• [DOCUMENT SEGMENT]:
SpatialUnderstanding (the Unity script)

The script named SpatialUnderstanding is a singleton accessed via the static SpatialUnderstanding.Instance and is what showed up in the editor as the SpatialUnderstanding component.

It has properties such as AutoBeginScanning, UpdatePeriod_DuringScanning, UpdatePeriod_AfterScanning and it controls the scanning process via methods like RequestBeginScanning/RequestFinishScan and maintains the current state via the ScanState property. It has an Update method which drives the scanning process.

It’s fairly clear what this does for us but where does the functionality ultimately come from?

SpatialUnderstanding (the native DLL)

• [DIRECTIONS]:
[a] Please set down the passage from the Unity script excerpt word for word, starting with "It has properties" and going on through "(the native DLL)".
[b] Rewrite the records as a JSON list of strings, one string per line, starting with the first line of the records and going on through the line with "91, 543, 103]", both included. Leave out any blank lines and give only those lines.

• [TASK INPUTS]:
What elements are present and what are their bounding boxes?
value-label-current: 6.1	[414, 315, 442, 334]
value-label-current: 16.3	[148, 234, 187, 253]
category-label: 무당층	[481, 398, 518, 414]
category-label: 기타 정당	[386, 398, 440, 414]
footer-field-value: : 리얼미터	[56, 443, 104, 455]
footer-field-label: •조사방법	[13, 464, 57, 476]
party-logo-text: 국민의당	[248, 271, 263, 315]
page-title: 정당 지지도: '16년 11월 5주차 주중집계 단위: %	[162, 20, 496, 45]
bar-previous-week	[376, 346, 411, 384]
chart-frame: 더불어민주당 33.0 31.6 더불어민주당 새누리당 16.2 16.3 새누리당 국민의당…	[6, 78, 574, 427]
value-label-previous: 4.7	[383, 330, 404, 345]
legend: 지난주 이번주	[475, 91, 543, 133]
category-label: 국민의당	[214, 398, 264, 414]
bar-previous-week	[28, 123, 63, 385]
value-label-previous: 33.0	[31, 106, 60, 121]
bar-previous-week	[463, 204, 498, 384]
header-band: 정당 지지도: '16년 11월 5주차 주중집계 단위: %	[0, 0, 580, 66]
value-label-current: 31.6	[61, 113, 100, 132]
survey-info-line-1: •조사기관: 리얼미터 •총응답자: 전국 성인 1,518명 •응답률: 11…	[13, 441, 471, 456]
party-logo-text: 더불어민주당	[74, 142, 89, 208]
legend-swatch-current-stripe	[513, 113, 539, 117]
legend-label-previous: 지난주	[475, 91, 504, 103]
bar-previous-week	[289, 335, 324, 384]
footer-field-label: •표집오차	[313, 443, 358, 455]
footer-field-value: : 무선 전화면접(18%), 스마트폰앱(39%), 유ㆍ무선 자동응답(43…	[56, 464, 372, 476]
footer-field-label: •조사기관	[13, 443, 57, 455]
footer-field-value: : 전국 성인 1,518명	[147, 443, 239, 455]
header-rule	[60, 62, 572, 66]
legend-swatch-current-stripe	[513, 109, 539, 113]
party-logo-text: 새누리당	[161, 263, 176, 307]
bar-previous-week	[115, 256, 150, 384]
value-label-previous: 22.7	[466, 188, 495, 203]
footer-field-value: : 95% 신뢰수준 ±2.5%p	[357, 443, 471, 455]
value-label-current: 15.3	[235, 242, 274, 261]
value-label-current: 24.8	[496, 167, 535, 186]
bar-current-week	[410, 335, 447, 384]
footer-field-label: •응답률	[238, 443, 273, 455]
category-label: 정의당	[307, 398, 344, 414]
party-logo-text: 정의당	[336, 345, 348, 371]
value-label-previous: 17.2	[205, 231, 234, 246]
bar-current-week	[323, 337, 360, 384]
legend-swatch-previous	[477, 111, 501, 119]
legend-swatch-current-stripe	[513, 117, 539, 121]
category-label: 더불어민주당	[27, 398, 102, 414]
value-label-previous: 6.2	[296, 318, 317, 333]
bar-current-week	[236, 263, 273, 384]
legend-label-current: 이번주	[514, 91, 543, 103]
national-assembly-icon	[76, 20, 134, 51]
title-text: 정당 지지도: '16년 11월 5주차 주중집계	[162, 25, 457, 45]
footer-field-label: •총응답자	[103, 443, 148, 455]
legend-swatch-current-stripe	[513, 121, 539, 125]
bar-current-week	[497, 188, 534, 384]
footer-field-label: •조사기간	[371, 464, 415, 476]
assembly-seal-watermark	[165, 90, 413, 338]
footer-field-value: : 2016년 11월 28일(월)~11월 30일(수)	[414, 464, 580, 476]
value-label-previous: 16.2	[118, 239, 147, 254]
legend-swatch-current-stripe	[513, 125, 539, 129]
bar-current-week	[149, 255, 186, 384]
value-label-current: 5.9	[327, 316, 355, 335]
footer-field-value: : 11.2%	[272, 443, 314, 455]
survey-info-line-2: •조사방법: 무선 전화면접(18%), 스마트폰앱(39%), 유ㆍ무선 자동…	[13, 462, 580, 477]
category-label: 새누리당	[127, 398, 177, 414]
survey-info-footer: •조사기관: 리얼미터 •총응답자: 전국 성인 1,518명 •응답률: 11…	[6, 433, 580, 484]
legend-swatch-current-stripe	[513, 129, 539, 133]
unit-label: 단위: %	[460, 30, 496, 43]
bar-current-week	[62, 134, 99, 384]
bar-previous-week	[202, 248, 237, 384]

• [ANSWERS TO EACH TASK]:
[a]
It has properties such as AutoBeginScanning, UpdatePeriod_DuringScanning, UpdatePeriod_AfterScanning and it controls the scanning process via methods like RequestBeginScanning/RequestFinishScan and maintains the current state via the ScanState property. It has an Update method which drives the scanning process.

It’s fairly clear what this does for us but where does the functionality ultimately come from?

SpatialUnderstanding (the native DLL)

[b]
[
  "What elements are present and what are their bounding boxes?",
  "value-label-current: 6.1\t[414, 315, 442, 334]",
  "value-label-current: 16.3\t[148, 234, 187, 253]",
  "category-label: 무당층\t[481, 398, 518, 414]",
  "category-label: 기타 정당\t[386, 398, 440, 414]",
  "footer-field-value: : 리얼미터\t[56, 443, 104, 455]",
  "footer-field-label: •조사방법\t[13, 464, 57, 476]",
  "party-logo-text: 국민의당\t[248, 271, 263, 315]",
  "page-title: 정당 지지도: '16년 11월 5주차 주중집계 단위: %\t[162, 20, 496, 45]",
  "bar-previous-week\t[376, 346, 411, 384]",
  "chart-frame: 더불어민주당 33.0 31.6 더불어민주당 새누리당 16.2 16.3 새누리당 국민의당…\t[6, 78, 574, 427]",
  "value-label-previous: 4.7\t[383, 330, 404, 345]",
  "legend: 지난주 이번주\t[475, 91, 543, 133]",
  "category-label: 국민의당\t[214, 398, 264, 414]",
  "bar-previous-week\t[28, 123, 63, 385]",
  "value-label-previous: 33.0\t[31, 106, 60, 121]",
  "bar-previous-week\t[463, 204, 498, 384]",
  "header-band: 정당 지지도: '16년 11월 5주차 주중집계 단위: %\t[0, 0, 580, 66]",
  "value-label-current: 31.6\t[61, 113, 100, 132]",
  "survey-info-line-1: •조사기관: 리얼미터 •총응답자: 전국 성인 1,518명 •응답률: 11…\t[13, 441, 471, 456]",
  "party-logo-text: 더불어민주당\t[74, 142, 89, 208]",
  "legend-swatch-current-stripe\t[513, 113, 539, 117]",
  "legend-label-previous: 지난주\t[475, 91, 504, 103]",
  "bar-previous-week\t[289, 335, 324, 384]",
  "footer-field-label: •표집오차\t[313, 443, 358, 455]",
  "footer-field-value: : 무선 전화면접(18%), 스마트폰앱(39%), 유ㆍ무선 자동응답(43…\t[56, 464, 372, 476]",
  "footer-field-label: •조사기관\t[13, 443, 57, 455]",
  "footer-field-value: : 전국 성인 1,518명\t[147, 443, 239, 455]",
  "header-rule\t[60, 62, 572, 66]",
  "legend-swatch-current-stripe\t[513, 109, 539, 113]",
  "party-logo-text: 새누리당\t[161, 263, 176, 307]",
  "bar-previous-week\t[115, 256, 150, 384]",
  "value-label-previous: 22.7\t[466, 188, 495, 203]",
  "footer-field-value: : 95% 신뢰수준 ±2.5%p\t[357, 443, 471, 455]",
  "value-label-current: 15.3\t[235, 242, 274, 261]",
  "value-label-current: 24.8\t[496, 167, 535, 186]",
  "bar-current-week\t[410, 335, 447, 384]",
  "footer-field-label: •응답률\t[238, 443, 273, 455]",
  "category-label: 정의당\t[307, 398, 344, 414]",
  "party-logo-text: 정의당\t[336, 345, 348, 371]",
  "value-label-previous: 17.2\t[205, 231, 234, 246]",
  "bar-current-week\t[323, 337, 360, 384]",
  "legend-swatch-previous\t[477, 111, 501, 119]",
  "legend-swatch-current-stripe\t[513, 117, 539, 121]",
  "category-label: 더불어민주당\t[27, 398, 102, 414]",
  "value-label-previous: 6.2\t[296, 318, 317, 333]",
  "bar-current-week\t[236, 263, 273, 384]",
  "legend-label-current: 이번주\t[514, 91, 543, 103]"
]